[Rows from a figure dataset]
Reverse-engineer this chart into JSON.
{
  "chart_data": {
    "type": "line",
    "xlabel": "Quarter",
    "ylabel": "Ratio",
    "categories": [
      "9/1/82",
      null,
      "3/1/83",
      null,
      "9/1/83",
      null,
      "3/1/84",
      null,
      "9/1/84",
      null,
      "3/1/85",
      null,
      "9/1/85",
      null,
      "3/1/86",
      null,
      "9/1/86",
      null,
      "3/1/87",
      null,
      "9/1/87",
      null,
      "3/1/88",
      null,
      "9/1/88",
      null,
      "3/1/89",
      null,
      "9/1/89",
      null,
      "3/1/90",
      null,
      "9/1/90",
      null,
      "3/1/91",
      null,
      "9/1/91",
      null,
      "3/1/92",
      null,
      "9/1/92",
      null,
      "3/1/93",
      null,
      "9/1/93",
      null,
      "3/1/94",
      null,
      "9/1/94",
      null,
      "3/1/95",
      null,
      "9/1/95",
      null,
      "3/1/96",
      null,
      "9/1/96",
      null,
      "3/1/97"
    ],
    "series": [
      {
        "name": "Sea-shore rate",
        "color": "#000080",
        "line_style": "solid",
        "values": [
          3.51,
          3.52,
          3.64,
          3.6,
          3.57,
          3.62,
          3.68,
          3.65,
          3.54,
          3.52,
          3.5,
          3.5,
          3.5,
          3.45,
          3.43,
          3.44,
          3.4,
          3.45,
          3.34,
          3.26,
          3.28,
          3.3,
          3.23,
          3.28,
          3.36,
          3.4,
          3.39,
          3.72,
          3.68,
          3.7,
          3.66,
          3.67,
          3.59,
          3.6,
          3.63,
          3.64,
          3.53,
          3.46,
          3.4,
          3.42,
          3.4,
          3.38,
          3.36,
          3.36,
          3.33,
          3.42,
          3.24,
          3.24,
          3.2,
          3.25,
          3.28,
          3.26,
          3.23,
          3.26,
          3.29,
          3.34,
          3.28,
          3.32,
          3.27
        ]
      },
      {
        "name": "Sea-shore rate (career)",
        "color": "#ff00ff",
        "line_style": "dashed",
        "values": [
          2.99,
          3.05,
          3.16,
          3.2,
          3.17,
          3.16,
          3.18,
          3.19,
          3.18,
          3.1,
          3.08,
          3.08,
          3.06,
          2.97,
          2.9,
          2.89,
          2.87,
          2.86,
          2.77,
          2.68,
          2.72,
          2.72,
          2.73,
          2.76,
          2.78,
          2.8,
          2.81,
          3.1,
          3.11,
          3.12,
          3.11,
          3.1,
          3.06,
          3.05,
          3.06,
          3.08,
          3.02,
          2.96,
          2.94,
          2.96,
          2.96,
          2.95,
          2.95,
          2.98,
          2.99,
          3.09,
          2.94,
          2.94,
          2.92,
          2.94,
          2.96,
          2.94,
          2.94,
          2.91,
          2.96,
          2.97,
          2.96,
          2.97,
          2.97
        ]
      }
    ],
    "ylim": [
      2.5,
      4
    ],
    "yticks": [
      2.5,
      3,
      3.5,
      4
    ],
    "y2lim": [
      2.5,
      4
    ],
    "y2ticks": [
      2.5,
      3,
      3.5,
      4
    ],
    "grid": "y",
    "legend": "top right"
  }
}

Instruction:
Retype the listing. Match it exactly.

Response to this task:
Reverse-engineer this chart into JSON.
{
  "chart_data": {
    "type": "line",
    "xlabel": "Quarter",
    "ylabel": "Ratio",
    "categories": [
      "9/1/82",
      null,
      "3/1/83",
      null,
      "9/1/83",
      null,
      "3/1/84",
      null,
      "9/1/84",
      null,
      "3/1/85",
      null,
      "9/1/85",
      null,
      "3/1/86",
      null,
      "9/1/86",
      null,
      "3/1/87",
      null,
      "9/1/87",
      null,
      "3/1/88",
      null,
      "9/1/88",
      null,
      "3/1/89",
      null,
      "9/1/89",
      null,
      "3/1/90",
      null,
      "9/1/90",
      null,
      "3/1/91",
      null,
      "9/1/91",
      null,
      "3/1/92",
      null,
      "9/1/92",
      null,
      "3/1/93",
      null,
      "9/1/93",
      null,
      "3/1/94",
      null,
      "9/1/94",
      null,
      "3/1/95",
      null,
      "9/1/95",
      null,
      "3/1/96",
      null,
      "9/1/96",
      null,
      "3/1/97"
    ],
    "series": [
      {
        "name": "Sea-shore rate",
        "color": "#000080",
        "line_style": "solid",
        "values": [
          3.51,
          3.52,
          3.64,
          3.6,
          3.57,
          3.62,
          3.68,
          3.65,
          3.54,
          3.52,
          3.5,
          3.5,
          3.5,
          3.45,
          3.43,
          3.44,
          3.4,
          3.45,
          3.34,
          3.26,
          3.28,
          3.3,
          3.23,
          3.28,
          3.36,
          3.4,
          3.39,
          3.72,
          3.68,
          3.7,
          3.66,
          3.67,
          3.59,
          3.6,
          3.63,
          3.64,
          3.53,
          3.46,
          3.4,
          3.42,
          3.4,
          3.38,
          3.36,
          3.36,
          3.33,
          3.42,
          3.24,
          3.24,
          3.2,
          3.25,
          3.28,
          3.26,
          3.23,
          3.26,
          3.29,
          3.34,
          3.28,
          3.32,
          3.27
        ]
      },
      {
        "name": "Sea-shore rate (career)",
        "color": "#ff00ff",
        "line_style": "dashed",
        "values": [
          2.99,
          3.05,
          3.16,
          3.2,
          3.17,
          3.16,
          3.18,
          3.19,
          3.18,
          3.1,
          3.08,
          3.08,
          3.06,
          2.97,
          2.9,
          2.89,
          2.87,
          2.86,
          2.77,
          2.68,
          2.72,
          2.72,
          2.73,
          2.76,
          2.78,
          2.8,
          2.81,
          3.1,
          3.11,
          3.12,
          3.11,
          3.1,
          3.06,
          3.05,
          3.06,
          3.08,
          3.02,
          2.96,
          2.94,
          2.96,
          2.96,
          2.95,
          2.95,
          2.98,
          2.99,
          3.09,
          2.94,
          2.94,
          2.92,
          2.94,
          2.96,
          2.94,
          2.94,
          2.91,
          2.96,
          2.97,
          2.96,
          2.97,
          2.97
        ]
      }
    ],
    "ylim": [
      2.5,
      4
    ],
    "yticks": [
      2.5,
      3,
      3.5,
      4
    ],
    "y2lim": [
      2.5,
      4
    ],
    "y2ticks": [
      2.5,
      3,
      3.5,
      4
    ],
    "grid": "y",
    "legend": "top right"
  }
}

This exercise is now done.